SOURCE MATERIAL:

"""

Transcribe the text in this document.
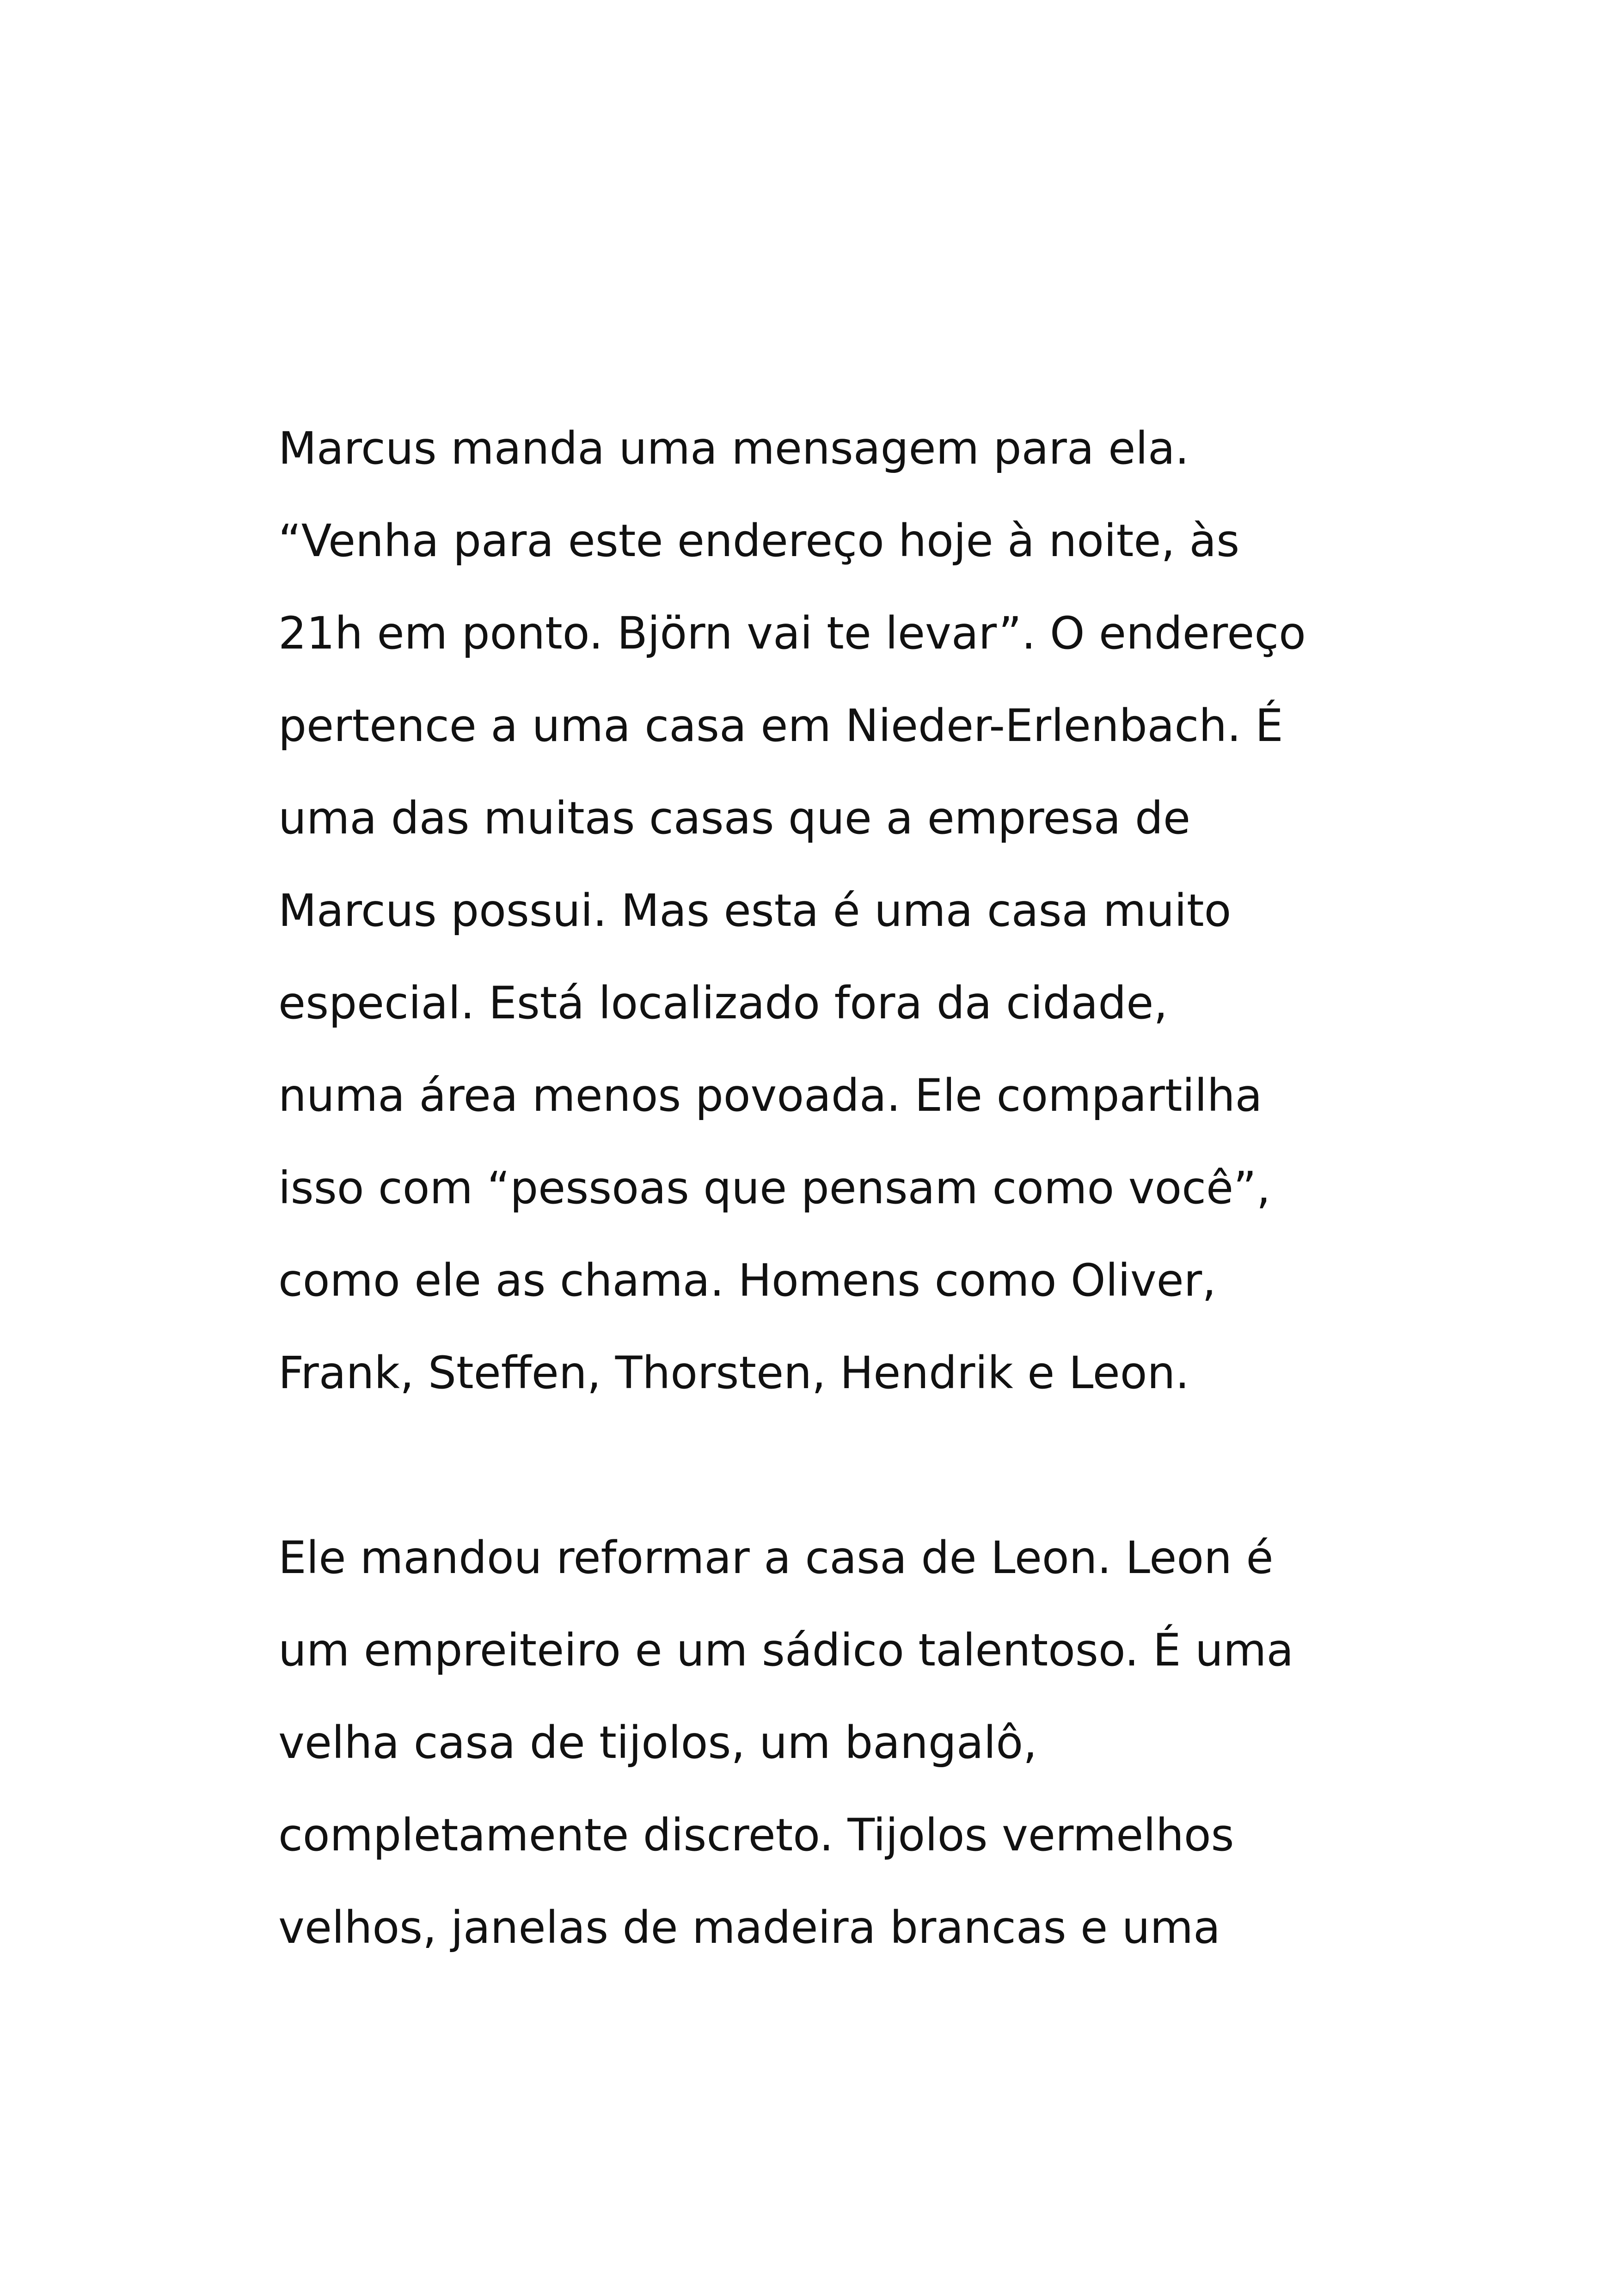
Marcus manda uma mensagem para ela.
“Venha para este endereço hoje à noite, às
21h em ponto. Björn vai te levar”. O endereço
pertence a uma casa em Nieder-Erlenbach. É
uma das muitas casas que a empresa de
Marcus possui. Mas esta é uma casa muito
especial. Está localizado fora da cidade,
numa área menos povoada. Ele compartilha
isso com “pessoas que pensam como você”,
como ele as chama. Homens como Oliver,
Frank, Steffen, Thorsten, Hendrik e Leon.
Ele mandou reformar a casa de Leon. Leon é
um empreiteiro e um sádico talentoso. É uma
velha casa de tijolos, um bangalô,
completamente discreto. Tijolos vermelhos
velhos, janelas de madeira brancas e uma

"""
"""

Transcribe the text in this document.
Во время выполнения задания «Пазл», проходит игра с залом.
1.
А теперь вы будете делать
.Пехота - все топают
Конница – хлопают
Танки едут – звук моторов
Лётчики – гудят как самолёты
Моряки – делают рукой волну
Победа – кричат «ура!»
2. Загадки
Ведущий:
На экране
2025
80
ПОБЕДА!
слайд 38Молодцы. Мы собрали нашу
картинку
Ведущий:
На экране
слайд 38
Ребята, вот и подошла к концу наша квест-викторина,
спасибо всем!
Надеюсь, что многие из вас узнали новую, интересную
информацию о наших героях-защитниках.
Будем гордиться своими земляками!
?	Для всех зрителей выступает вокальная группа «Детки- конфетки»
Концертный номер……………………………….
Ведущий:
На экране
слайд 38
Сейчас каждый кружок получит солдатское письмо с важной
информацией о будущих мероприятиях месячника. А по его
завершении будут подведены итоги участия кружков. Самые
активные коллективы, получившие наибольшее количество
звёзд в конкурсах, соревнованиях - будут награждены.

"""
"""

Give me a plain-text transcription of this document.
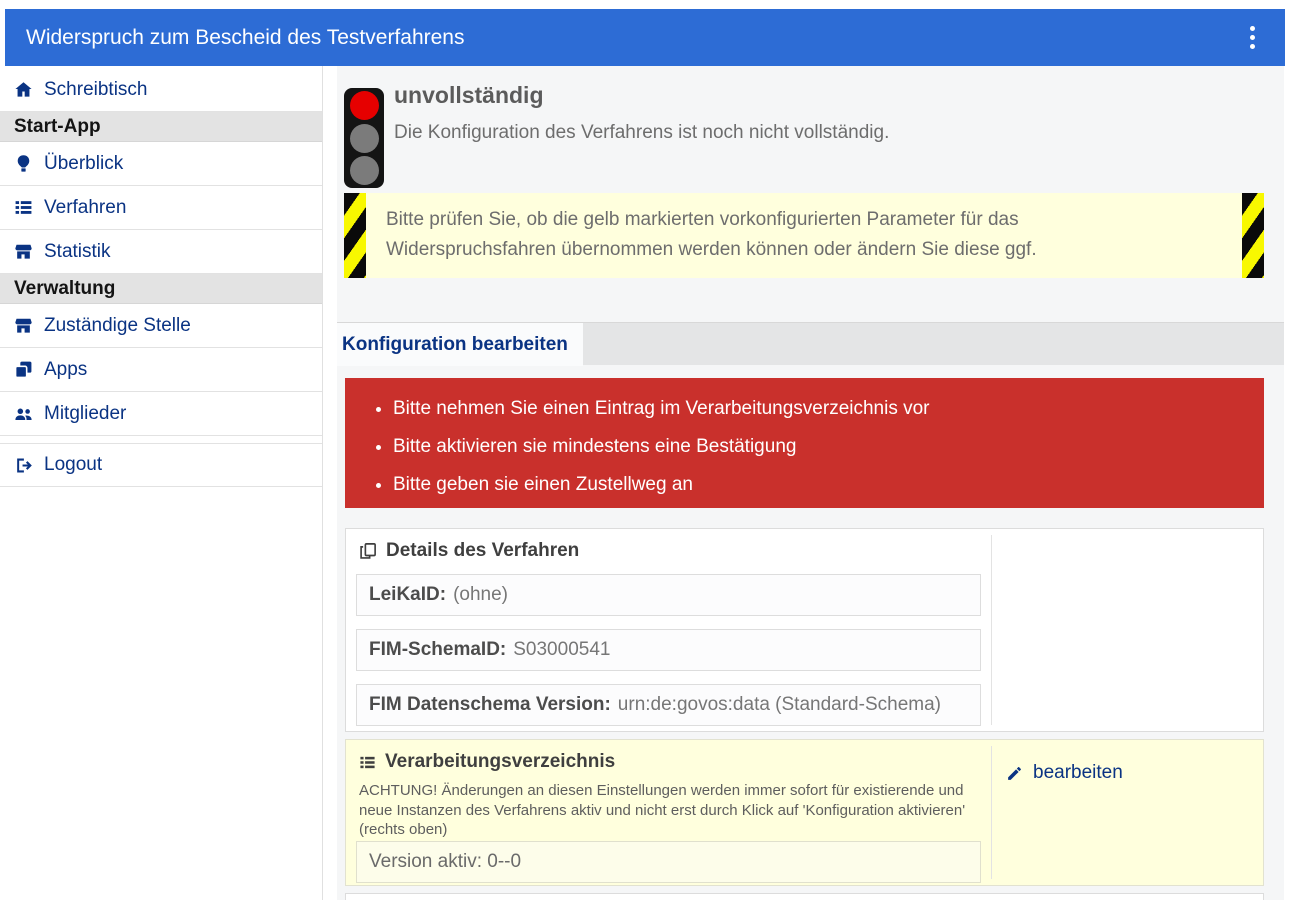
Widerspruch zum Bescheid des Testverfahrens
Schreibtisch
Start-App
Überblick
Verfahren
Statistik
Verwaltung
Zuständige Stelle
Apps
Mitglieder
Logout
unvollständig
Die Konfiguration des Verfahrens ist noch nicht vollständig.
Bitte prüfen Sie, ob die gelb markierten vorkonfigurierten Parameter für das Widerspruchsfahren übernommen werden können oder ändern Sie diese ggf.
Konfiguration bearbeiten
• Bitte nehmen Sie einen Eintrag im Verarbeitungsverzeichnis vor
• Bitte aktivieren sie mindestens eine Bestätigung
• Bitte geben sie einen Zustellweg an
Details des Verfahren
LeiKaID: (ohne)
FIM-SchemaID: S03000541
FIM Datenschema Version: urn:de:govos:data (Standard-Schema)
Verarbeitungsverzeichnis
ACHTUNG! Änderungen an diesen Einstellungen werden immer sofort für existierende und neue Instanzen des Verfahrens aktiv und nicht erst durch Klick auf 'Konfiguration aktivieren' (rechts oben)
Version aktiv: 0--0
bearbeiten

"""

STATED GOAL: From the entries above, copy every line containing the word "nicht".

SOLUTION TO THIS TASK:
Die Konfiguration des Verfahrens ist noch nicht vollständig.
ACHTUNG! Änderungen an diesen Einstellungen werden immer sofort für existierende und neue Instanzen des Verfahrens aktiv und nicht erst durch Klick auf 'Konfiguration aktivieren' (rechts oben)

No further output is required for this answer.